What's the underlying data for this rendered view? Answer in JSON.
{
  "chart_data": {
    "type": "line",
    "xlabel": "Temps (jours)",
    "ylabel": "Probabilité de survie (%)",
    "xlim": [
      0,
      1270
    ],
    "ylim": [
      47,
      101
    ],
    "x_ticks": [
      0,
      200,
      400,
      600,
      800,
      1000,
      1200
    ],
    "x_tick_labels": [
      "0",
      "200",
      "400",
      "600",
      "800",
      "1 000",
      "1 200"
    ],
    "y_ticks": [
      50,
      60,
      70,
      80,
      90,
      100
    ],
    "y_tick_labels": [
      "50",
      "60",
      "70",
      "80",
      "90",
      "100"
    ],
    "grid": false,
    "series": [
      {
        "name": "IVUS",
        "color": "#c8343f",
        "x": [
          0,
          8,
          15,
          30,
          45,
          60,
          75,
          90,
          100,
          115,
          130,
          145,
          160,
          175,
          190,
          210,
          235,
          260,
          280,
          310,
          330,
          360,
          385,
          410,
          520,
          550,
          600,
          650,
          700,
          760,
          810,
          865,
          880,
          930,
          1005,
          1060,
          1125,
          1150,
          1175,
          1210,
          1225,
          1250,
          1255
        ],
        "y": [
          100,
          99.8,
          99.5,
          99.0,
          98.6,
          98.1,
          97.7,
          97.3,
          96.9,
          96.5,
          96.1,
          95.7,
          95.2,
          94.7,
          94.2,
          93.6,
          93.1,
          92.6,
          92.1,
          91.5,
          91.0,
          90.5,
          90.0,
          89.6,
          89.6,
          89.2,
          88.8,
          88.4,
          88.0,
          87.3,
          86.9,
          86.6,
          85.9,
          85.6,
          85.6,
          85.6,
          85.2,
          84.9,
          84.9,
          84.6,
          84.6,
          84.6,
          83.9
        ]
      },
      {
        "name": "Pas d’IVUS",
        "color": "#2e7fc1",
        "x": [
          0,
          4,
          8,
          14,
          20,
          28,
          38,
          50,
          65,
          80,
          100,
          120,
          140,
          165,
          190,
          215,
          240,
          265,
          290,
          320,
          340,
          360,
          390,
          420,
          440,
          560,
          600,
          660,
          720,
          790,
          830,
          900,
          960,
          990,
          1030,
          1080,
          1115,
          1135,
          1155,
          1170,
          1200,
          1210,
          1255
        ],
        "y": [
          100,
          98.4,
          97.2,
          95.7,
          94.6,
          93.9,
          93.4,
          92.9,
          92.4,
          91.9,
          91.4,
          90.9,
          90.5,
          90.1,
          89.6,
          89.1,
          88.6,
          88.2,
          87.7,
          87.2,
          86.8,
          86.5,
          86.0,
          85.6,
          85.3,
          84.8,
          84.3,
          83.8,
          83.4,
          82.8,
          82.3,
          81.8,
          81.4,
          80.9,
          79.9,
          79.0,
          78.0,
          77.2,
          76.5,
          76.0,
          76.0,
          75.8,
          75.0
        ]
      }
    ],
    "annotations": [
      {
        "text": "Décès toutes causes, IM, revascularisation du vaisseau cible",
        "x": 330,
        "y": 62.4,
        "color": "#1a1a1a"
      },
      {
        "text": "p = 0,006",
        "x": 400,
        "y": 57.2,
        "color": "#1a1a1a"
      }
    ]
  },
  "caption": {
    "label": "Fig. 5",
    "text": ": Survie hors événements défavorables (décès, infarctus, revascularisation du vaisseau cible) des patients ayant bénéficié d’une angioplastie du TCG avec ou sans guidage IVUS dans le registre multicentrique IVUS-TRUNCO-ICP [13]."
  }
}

--------------------

Instructions for the task »
Extract all lines of the records above that include "IVUS".

Response to this exercise »
        "name": "IVUS",
        "name": "Pas d’IVUS",
    "text": ": Survie hors événements défavorables (décès, infarctus, revascularisation du vaisseau cible) des patients ayant bénéficié d’une angioplastie du TCG avec ou sans guidage IVUS dans le registre multicentrique IVUS-TRUNCO-ICP [13]."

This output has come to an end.